# [What you have to do]
Using the entries that follow, collect the lines where the word "house" appears.

(Data records)
* * * * * * *
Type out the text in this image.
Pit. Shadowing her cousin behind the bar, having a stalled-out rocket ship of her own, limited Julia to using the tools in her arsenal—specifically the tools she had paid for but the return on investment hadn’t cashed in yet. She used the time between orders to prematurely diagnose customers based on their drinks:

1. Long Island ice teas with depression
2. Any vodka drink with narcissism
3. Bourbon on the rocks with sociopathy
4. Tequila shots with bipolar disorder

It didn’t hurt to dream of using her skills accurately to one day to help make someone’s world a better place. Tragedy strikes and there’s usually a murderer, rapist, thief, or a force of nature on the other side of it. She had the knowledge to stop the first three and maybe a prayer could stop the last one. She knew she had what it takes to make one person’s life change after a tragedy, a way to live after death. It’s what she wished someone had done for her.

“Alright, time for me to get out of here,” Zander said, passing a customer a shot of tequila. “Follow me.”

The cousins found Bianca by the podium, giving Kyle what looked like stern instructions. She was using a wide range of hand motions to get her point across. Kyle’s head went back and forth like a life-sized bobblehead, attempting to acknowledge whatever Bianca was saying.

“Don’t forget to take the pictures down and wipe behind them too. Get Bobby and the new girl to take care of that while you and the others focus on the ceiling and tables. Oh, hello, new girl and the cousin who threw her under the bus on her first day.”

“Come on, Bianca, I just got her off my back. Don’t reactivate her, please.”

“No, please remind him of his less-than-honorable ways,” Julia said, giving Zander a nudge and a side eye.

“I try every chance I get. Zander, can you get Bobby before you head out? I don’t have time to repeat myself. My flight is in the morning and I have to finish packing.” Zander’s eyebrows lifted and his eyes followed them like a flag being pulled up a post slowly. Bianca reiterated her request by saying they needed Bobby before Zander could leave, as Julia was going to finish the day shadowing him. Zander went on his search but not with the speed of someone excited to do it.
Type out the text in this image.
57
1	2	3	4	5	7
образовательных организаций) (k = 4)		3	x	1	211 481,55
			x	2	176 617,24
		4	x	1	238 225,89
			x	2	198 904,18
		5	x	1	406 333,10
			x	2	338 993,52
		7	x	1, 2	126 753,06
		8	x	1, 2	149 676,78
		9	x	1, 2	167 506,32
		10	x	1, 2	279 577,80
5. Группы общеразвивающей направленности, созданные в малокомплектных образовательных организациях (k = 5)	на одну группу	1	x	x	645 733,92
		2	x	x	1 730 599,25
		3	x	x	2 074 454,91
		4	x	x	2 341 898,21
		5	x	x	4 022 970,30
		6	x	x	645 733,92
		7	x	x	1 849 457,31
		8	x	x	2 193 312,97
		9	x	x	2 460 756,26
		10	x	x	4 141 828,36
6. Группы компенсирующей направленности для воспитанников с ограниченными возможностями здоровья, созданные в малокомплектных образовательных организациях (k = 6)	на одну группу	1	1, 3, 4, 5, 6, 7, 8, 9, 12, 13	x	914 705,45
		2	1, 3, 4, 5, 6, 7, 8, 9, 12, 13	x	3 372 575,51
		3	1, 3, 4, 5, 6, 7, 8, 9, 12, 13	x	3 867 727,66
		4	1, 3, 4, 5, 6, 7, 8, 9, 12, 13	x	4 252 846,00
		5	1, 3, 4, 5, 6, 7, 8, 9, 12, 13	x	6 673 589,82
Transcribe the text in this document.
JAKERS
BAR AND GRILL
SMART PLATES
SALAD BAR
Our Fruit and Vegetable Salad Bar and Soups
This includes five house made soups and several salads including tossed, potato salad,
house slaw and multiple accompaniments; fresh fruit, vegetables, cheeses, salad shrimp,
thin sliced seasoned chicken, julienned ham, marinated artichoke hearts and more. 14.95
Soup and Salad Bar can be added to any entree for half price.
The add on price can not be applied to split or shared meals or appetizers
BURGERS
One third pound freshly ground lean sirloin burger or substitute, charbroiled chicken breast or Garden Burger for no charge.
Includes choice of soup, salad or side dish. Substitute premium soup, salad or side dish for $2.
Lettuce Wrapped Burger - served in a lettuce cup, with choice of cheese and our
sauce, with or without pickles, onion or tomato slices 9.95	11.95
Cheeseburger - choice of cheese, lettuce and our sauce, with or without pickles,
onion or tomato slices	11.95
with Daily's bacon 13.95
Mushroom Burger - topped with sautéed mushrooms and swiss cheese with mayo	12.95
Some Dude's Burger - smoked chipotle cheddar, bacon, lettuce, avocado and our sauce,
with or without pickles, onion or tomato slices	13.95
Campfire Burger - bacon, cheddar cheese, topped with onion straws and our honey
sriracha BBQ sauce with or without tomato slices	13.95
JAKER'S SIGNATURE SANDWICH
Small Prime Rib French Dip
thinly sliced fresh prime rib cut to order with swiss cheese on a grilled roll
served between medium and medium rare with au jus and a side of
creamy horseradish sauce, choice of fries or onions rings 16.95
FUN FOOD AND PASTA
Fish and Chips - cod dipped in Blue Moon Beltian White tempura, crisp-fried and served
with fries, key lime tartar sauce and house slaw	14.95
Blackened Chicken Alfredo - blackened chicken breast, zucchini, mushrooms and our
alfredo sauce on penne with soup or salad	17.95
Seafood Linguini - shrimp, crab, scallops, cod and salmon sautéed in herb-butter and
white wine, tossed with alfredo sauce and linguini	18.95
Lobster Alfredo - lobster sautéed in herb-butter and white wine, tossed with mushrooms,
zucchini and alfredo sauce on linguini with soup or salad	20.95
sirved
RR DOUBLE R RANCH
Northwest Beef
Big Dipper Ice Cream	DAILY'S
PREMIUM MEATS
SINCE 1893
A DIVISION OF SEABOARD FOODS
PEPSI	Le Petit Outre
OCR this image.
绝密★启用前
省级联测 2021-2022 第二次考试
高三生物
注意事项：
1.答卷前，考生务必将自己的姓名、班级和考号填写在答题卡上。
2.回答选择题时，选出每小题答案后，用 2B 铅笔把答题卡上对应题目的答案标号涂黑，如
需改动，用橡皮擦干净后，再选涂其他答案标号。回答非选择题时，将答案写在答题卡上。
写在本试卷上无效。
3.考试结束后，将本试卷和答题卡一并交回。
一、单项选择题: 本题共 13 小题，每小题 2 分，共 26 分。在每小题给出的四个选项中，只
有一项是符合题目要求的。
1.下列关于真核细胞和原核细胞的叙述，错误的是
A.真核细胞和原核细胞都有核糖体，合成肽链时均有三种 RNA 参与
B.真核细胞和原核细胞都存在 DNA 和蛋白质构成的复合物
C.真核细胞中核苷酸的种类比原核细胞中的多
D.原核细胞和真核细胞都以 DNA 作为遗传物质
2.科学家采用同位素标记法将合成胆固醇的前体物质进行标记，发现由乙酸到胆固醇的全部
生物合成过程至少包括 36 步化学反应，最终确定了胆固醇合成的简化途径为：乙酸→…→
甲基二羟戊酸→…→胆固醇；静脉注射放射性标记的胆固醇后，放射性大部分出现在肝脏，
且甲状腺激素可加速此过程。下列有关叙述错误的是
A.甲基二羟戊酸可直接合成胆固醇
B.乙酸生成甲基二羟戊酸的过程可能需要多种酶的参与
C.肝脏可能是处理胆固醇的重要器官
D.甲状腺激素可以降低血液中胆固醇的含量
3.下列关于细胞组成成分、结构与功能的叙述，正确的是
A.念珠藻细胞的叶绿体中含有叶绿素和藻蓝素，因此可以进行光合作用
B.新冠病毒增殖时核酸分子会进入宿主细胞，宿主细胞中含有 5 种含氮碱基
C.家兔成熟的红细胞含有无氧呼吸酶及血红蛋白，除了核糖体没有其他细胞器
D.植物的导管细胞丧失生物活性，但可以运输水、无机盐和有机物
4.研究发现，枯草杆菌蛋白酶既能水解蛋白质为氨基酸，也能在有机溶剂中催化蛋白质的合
* * * * * * *
# [Result of the task]
This includes five house made soups and several salads including tossed, potato salad,
house slaw and multiple accompaniments; fresh fruit, vegetables, cheeses, salad shrimp,
with fries, key lime tartar sauce and house slaw	14.95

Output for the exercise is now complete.